Task prompt —
Would you output the whole listing below, exactly as it reads?

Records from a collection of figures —
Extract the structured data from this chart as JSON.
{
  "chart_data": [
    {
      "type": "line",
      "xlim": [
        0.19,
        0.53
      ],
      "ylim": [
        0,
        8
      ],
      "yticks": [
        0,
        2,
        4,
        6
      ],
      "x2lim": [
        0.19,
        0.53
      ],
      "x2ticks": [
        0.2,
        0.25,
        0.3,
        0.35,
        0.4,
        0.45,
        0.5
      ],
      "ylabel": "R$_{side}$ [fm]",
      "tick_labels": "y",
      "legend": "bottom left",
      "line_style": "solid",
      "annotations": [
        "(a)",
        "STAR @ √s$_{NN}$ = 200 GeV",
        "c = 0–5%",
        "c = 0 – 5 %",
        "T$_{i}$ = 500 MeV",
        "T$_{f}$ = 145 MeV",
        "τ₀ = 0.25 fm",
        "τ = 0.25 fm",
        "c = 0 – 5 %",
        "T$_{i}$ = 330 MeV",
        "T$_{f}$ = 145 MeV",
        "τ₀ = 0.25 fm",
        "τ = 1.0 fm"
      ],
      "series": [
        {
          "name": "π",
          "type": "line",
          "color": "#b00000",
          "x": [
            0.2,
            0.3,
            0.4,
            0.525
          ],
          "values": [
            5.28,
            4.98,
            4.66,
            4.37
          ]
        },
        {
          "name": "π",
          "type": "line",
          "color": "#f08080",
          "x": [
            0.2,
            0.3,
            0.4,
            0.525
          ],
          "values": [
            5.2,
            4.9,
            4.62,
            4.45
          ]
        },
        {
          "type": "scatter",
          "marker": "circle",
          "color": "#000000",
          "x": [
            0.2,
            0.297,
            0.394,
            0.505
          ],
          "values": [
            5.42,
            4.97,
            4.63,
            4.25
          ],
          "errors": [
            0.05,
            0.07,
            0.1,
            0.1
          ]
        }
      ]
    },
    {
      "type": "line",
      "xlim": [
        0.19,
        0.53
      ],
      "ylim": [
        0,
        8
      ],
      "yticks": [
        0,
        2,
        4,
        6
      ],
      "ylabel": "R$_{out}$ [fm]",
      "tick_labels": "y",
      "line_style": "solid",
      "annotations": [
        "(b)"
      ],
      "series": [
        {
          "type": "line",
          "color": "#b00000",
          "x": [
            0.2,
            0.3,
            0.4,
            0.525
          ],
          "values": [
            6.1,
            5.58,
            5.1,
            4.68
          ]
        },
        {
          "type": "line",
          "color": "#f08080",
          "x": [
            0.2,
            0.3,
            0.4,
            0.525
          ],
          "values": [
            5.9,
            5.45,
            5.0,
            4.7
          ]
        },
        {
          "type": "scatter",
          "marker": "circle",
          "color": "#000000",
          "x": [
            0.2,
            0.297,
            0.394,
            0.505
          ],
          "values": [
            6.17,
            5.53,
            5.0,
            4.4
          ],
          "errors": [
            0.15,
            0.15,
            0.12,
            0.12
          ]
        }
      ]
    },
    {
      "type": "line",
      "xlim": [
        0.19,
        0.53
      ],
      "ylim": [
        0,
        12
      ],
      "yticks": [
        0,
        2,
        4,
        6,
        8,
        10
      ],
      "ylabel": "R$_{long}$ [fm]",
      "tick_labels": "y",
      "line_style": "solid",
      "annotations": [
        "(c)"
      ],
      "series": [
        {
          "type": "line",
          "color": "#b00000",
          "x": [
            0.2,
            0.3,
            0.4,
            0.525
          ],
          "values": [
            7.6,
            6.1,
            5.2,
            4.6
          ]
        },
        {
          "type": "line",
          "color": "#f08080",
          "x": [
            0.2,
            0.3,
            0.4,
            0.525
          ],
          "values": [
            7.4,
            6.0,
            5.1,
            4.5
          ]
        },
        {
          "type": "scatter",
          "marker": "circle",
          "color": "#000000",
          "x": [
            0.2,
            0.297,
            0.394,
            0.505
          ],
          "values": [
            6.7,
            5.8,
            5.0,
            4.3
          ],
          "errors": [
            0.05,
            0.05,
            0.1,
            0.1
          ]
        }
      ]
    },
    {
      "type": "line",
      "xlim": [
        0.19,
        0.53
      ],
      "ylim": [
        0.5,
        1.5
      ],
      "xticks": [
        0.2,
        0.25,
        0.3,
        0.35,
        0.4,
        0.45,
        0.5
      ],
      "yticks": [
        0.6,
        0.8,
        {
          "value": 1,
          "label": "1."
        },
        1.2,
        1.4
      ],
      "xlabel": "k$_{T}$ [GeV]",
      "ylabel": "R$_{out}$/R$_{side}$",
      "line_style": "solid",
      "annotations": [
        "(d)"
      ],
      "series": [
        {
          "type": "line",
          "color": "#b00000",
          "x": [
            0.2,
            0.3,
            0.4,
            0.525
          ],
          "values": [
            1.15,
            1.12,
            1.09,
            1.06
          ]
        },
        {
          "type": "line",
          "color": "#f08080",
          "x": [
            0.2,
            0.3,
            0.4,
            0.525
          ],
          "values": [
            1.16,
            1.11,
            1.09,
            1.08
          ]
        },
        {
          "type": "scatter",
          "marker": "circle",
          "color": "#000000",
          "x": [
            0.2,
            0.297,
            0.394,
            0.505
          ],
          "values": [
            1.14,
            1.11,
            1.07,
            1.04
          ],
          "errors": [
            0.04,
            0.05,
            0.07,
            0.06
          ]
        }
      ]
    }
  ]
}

Result —
Extract the structured data from this chart as JSON.
{
  "chart_data": [
    {
      "type": "line",
      "xlim": [
        0.19,
        0.53
      ],
      "ylim": [
        0,
        8
      ],
      "yticks": [
        0,
        2,
        4,
        6
      ],
      "x2lim": [
        0.19,
        0.53
      ],
      "x2ticks": [
        0.2,
        0.25,
        0.3,
        0.35,
        0.4,
        0.45,
        0.5
      ],
      "ylabel": "R$_{side}$ [fm]",
      "tick_labels": "y",
      "legend": "bottom left",
      "line_style": "solid",
      "annotations": [
        "(a)",
        "STAR @ √s$_{NN}$ = 200 GeV",
        "c = 0–5%",
        "c = 0 – 5 %",
        "T$_{i}$ = 500 MeV",
        "T$_{f}$ = 145 MeV",
        "τ₀ = 0.25 fm",
        "τ = 0.25 fm",
        "c = 0 – 5 %",
        "T$_{i}$ = 330 MeV",
        "T$_{f}$ = 145 MeV",
        "τ₀ = 0.25 fm",
        "τ = 1.0 fm"
      ],
      "series": [
        {
          "name": "π",
          "type": "line",
          "color": "#b00000",
          "x": [
            0.2,
            0.3,
            0.4,
            0.525
          ],
          "values": [
            5.28,
            4.98,
            4.66,
            4.37
          ]
        },
        {
          "name": "π",
          "type": "line",
          "color": "#f08080",
          "x": [
            0.2,
            0.3,
            0.4,
            0.525
          ],
          "values": [
            5.2,
            4.9,
            4.62,
            4.45
          ]
        },
        {
          "type": "scatter",
          "marker": "circle",
          "color": "#000000",
          "x": [
            0.2,
            0.297,
            0.394,
            0.505
          ],
          "values": [
            5.42,
            4.97,
            4.63,
            4.25
          ],
          "errors": [
            0.05,
            0.07,
            0.1,
            0.1
          ]
        }
      ]
    },
    {
      "type": "line",
      "xlim": [
        0.19,
        0.53
      ],
      "ylim": [
        0,
        8
      ],
      "yticks": [
        0,
        2,
        4,
        6
      ],
      "ylabel": "R$_{out}$ [fm]",
      "tick_labels": "y",
      "line_style": "solid",
      "annotations": [
        "(b)"
      ],
      "series": [
        {
          "type": "line",
          "color": "#b00000",
          "x": [
            0.2,
            0.3,
            0.4,
            0.525
          ],
          "values": [
            6.1,
            5.58,
            5.1,
            4.68
          ]
        },
        {
          "type": "line",
          "color": "#f08080",
          "x": [
            0.2,
            0.3,
            0.4,
            0.525
          ],
          "values": [
            5.9,
            5.45,
            5.0,
            4.7
          ]
        },
        {
          "type": "scatter",
          "marker": "circle",
          "color": "#000000",
          "x": [
            0.2,
            0.297,
            0.394,
            0.505
          ],
          "values": [
            6.17,
            5.53,
            5.0,
            4.4
          ],
          "errors": [
            0.15,
            0.15,
            0.12,
            0.12
          ]
        }
      ]
    },
    {
      "type": "line",
      "xlim": [
        0.19,
        0.53
      ],
      "ylim": [
        0,
        12
      ],
      "yticks": [
        0,
        2,
        4,
        6,
        8,
        10
      ],
      "ylabel": "R$_{long}$ [fm]",
      "tick_labels": "y",
      "line_style": "solid",
      "annotations": [
        "(c)"
      ],
      "series": [
        {
          "type": "line",
          "color": "#b00000",
          "x": [
            0.2,
            0.3,
            0.4,
            0.525
          ],
          "values": [
            7.6,
            6.1,
            5.2,
            4.6
          ]
        },
        {
          "type": "line",
          "color": "#f08080",
          "x": [
            0.2,
            0.3,
            0.4,
            0.525
          ],
          "values": [
            7.4,
            6.0,
            5.1,
            4.5
          ]
        },
        {
          "type": "scatter",
          "marker": "circle",
          "color": "#000000",
          "x": [
            0.2,
            0.297,
            0.394,
            0.505
          ],
          "values": [
            6.7,
            5.8,
            5.0,
            4.3
          ],
          "errors": [
            0.05,
            0.05,
            0.1,
            0.1
          ]
        }
      ]
    },
    {
      "type": "line",
      "xlim": [
        0.19,
        0.53
      ],
      "ylim": [
        0.5,
        1.5
      ],
      "xticks": [
        0.2,
        0.25,
        0.3,
        0.35,
        0.4,
        0.45,
        0.5
      ],
      "yticks": [
        0.6,
        0.8,
        {
          "value": 1,
          "label": "1."
        },
        1.2,
        1.4
      ],
      "xlabel": "k$_{T}$ [GeV]",
      "ylabel": "R$_{out}$/R$_{side}$",
      "line_style": "solid",
      "annotations": [
        "(d)"
      ],
      "series": [
        {
          "type": "line",
          "color": "#b00000",
          "x": [
            0.2,
            0.3,
            0.4,
            0.525
          ],
          "values": [
            1.15,
            1.12,
            1.09,
            1.06
          ]
        },
        {
          "type": "line",
          "color": "#f08080",
          "x": [
            0.2,
            0.3,
            0.4,
            0.525
          ],
          "values": [
            1.16,
            1.11,
            1.09,
            1.08
          ]
        },
        {
          "type": "scatter",
          "marker": "circle",
          "color": "#000000",
          "x": [
            0.2,
            0.297,
            0.394,
            0.505
          ],
          "values": [
            1.14,
            1.11,
            1.07,
            1.04
          ],
          "errors": [
            0.04,
            0.05,
            0.07,
            0.06
          ]
        }
      ]
    }
  ]
}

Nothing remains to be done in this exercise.